▶ [YOUR INSTRUCTIONS]: Go through the listing and pick out each line with the word "remember" in it.

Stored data

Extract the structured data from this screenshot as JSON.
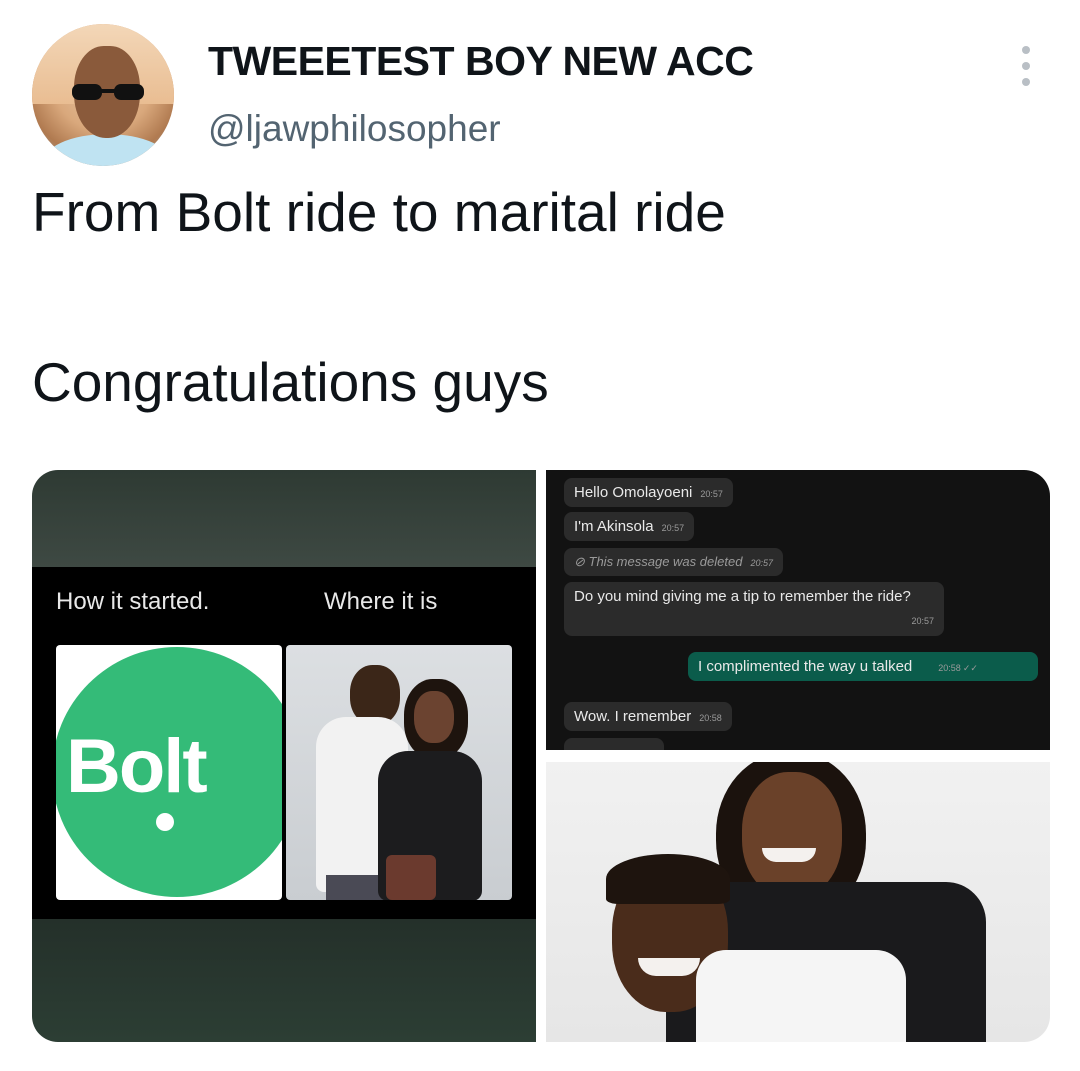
{
  "author": {
    "display_name": "TWEEETEST BOY NEW ACC",
    "handle": "@ljawphilosopher"
  },
  "tweet": {
    "line1": "From Bolt ride to marital ride",
    "line2": "Congratulations guys"
  },
  "media": {
    "meme": {
      "left_label": "How it started.",
      "right_label": "Where it is",
      "logo_text": "Bolt"
    },
    "chat": {
      "messages": [
        {
          "text": "Hello Omolayoeni",
          "time": "20:57",
          "kind": "received"
        },
        {
          "text": "I'm Akinsola",
          "time": "20:57",
          "kind": "received"
        },
        {
          "text": "This message was deleted",
          "time": "20:57",
          "kind": "deleted"
        },
        {
          "text": "Do you mind giving me a tip to remember the ride?",
          "time": "20:57",
          "kind": "received"
        },
        {
          "text": "I complimented the way u talked",
          "time": "20:58",
          "kind": "sent"
        },
        {
          "text": "Wow. I remember",
          "time": "20:58",
          "kind": "received"
        }
      ]
    }
  },
  "colors": {
    "bolt_green": "#34bb78",
    "sent_bubble": "#0b5c4b",
    "received_bubble": "#2b2b2b"
  },
  "icons": {
    "more": "more-vertical-icon",
    "deleted": "blocked-icon",
    "read": "double-check-icon"
  }
}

▶ [RESULT OF THIS EXERCISE]:
          "text": "Do you mind giving me a tip to remember the ride?",
          "text": "Wow. I remember",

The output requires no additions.